Reproduce, character for character, the records from their start through the line containing "network-type: 5G — [797, 33, 846, 74]".

__Records provided__.
--- begin ---

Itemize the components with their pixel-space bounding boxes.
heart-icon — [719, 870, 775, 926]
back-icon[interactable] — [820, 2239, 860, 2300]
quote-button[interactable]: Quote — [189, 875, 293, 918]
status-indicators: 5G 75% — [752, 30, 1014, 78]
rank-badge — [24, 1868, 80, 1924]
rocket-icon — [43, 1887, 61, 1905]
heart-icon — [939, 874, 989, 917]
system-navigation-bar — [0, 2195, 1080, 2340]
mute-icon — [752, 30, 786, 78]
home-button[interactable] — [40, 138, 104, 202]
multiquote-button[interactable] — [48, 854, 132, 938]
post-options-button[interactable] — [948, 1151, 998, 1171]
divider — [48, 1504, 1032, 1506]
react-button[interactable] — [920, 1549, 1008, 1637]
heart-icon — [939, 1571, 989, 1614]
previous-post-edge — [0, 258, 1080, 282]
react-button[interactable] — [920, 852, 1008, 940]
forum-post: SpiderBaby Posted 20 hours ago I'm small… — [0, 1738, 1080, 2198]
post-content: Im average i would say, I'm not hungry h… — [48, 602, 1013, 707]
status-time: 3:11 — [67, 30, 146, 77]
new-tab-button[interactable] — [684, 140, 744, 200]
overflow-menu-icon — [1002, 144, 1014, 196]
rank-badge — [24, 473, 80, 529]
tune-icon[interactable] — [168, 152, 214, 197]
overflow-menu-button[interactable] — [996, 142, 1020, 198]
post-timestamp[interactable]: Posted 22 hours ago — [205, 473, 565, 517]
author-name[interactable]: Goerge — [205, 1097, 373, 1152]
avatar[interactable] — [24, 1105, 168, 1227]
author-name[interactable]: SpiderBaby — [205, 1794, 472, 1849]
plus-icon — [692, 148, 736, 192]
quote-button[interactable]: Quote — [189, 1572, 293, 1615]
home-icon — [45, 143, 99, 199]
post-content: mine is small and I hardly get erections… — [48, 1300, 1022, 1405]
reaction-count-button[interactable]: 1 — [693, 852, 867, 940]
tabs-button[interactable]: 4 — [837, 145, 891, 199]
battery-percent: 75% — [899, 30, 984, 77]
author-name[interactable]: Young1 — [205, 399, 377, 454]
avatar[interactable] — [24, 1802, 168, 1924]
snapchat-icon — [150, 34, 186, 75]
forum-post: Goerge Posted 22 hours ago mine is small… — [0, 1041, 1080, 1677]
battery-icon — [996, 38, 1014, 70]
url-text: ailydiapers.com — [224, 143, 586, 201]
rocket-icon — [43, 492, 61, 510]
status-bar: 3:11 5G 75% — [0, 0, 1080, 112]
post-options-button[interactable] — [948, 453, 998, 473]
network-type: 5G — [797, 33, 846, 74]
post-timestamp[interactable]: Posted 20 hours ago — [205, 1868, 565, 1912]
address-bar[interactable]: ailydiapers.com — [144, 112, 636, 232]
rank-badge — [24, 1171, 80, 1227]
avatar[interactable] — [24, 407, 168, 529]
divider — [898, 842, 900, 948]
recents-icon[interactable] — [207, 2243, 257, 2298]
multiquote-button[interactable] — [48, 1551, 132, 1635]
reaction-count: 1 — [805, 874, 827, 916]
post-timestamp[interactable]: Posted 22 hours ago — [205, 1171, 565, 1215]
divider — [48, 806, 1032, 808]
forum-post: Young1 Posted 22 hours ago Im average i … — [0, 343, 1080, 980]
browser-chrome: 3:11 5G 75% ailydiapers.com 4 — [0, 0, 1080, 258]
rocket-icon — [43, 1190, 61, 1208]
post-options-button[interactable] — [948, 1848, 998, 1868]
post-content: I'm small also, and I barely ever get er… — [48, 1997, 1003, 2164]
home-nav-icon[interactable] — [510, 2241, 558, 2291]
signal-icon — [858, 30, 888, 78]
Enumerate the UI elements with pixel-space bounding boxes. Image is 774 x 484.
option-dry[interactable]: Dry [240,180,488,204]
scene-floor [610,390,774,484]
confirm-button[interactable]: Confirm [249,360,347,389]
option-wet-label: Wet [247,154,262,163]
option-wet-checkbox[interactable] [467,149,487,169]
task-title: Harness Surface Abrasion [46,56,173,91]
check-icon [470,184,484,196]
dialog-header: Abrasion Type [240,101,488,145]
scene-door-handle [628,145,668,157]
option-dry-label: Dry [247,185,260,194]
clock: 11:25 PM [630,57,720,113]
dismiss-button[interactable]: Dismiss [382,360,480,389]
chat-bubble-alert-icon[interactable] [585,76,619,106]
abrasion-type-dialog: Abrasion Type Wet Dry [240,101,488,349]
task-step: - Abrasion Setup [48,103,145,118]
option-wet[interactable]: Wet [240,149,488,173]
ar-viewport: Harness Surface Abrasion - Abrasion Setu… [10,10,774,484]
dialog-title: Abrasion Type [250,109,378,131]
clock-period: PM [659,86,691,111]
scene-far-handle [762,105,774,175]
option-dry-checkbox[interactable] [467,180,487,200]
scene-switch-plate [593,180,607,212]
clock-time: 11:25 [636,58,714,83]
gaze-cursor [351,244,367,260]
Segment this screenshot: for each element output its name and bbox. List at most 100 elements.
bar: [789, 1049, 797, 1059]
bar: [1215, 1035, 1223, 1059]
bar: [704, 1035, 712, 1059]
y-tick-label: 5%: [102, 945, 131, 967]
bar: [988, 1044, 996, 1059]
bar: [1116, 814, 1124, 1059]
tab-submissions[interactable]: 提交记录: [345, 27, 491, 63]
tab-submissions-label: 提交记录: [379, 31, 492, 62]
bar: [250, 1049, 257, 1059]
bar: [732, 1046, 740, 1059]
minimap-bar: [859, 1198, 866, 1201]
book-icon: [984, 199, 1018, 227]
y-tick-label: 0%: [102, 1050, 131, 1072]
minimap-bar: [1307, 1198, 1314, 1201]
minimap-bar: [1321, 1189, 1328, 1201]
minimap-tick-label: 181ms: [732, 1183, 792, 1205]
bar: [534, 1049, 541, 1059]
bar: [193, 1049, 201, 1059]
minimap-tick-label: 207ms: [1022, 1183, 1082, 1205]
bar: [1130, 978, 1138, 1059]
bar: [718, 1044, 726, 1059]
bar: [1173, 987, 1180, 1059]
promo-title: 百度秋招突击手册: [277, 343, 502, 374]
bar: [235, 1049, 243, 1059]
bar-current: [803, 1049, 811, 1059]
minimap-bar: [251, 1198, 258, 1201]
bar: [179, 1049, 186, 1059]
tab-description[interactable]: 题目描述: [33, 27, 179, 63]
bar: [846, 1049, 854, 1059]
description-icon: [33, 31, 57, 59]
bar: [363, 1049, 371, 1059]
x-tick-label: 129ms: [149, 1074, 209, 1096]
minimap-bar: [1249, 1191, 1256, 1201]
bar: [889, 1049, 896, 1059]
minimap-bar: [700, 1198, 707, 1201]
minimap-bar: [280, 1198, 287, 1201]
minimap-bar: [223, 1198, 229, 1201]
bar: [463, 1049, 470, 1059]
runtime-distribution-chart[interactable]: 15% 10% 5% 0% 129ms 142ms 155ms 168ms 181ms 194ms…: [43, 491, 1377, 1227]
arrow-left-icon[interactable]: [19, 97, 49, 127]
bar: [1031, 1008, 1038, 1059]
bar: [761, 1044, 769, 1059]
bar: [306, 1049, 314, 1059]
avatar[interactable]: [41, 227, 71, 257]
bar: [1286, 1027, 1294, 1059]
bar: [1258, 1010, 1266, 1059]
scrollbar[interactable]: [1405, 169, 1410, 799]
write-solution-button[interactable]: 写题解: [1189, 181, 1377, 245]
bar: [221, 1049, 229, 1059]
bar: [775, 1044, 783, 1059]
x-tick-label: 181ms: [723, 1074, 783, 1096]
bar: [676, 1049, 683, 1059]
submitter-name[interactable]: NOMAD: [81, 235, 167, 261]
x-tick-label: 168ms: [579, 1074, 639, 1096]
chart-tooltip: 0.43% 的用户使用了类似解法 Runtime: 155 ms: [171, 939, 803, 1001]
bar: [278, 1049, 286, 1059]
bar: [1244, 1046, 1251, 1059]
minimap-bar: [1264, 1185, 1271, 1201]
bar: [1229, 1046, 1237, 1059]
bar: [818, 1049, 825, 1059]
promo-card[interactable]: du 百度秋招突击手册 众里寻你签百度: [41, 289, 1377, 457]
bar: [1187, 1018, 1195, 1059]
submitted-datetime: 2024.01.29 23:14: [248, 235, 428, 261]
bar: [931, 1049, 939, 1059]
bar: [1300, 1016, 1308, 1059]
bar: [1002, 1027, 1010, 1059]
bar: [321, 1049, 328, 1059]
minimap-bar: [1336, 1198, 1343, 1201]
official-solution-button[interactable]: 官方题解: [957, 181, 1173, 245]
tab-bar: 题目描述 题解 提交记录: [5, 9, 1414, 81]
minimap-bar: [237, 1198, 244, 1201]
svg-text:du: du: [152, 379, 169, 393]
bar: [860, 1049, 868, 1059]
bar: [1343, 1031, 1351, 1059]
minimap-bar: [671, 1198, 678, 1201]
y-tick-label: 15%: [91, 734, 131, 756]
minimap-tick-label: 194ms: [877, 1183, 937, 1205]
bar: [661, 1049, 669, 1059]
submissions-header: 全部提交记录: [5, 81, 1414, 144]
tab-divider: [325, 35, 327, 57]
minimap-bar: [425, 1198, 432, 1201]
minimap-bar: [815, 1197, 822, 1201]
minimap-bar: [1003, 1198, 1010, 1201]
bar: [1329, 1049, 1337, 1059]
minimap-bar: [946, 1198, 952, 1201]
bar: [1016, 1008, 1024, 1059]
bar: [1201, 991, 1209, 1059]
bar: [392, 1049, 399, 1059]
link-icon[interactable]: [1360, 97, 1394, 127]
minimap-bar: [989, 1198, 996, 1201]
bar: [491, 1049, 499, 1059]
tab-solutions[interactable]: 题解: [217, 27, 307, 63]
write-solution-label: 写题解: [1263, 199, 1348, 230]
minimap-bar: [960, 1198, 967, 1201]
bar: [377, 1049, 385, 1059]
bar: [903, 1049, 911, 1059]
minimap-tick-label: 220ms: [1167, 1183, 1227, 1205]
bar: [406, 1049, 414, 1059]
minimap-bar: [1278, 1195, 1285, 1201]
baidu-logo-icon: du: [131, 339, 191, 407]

--- end ---

__Result of this task__.
Itemize the components with their pixel-space bounding boxes.
heart-icon — [719, 870, 775, 926]
back-icon[interactable] — [820, 2239, 860, 2300]
quote-button[interactable]: Quote — [189, 875, 293, 918]
status-indicators: 5G 75% — [752, 30, 1014, 78]
rank-badge — [24, 1868, 80, 1924]
rocket-icon — [43, 1887, 61, 1905]
heart-icon — [939, 874, 989, 917]
system-navigation-bar — [0, 2195, 1080, 2340]
mute-icon — [752, 30, 786, 78]
home-button[interactable] — [40, 138, 104, 202]
multiquote-button[interactable] — [48, 854, 132, 938]
post-options-button[interactable] — [948, 1151, 998, 1171]
divider — [48, 1504, 1032, 1506]
react-button[interactable] — [920, 1549, 1008, 1637]
heart-icon — [939, 1571, 989, 1614]
previous-post-edge — [0, 258, 1080, 282]
react-button[interactable] — [920, 852, 1008, 940]
forum-post: SpiderBaby Posted 20 hours ago I'm small… — [0, 1738, 1080, 2198]
post-content: Im average i would say, I'm not hungry h… — [48, 602, 1013, 707]
status-time: 3:11 — [67, 30, 146, 77]
new-tab-button[interactable] — [684, 140, 744, 200]
overflow-menu-icon — [1002, 144, 1014, 196]
rank-badge — [24, 473, 80, 529]
tune-icon[interactable] — [168, 152, 214, 197]
overflow-menu-button[interactable] — [996, 142, 1020, 198]
post-timestamp[interactable]: Posted 22 hours ago — [205, 473, 565, 517]
author-name[interactable]: Goerge — [205, 1097, 373, 1152]
avatar[interactable] — [24, 1105, 168, 1227]
author-name[interactable]: SpiderBaby — [205, 1794, 472, 1849]
plus-icon — [692, 148, 736, 192]
quote-button[interactable]: Quote — [189, 1572, 293, 1615]
home-icon — [45, 143, 99, 199]
post-content: mine is small and I hardly get erections… — [48, 1300, 1022, 1405]
reaction-count-button[interactable]: 1 — [693, 852, 867, 940]
tabs-button[interactable]: 4 — [837, 145, 891, 199]
battery-percent: 75% — [899, 30, 984, 77]
author-name[interactable]: Young1 — [205, 399, 377, 454]
avatar[interactable] — [24, 1802, 168, 1924]
snapchat-icon — [150, 34, 186, 75]
forum-post: Goerge Posted 22 hours ago mine is small… — [0, 1041, 1080, 1677]
battery-icon — [996, 38, 1014, 70]
url-text: ailydiapers.com — [224, 143, 586, 201]
rocket-icon — [43, 492, 61, 510]
status-bar: 3:11 5G 75% — [0, 0, 1080, 112]
post-options-button[interactable] — [948, 453, 998, 473]
network-type: 5G — [797, 33, 846, 74]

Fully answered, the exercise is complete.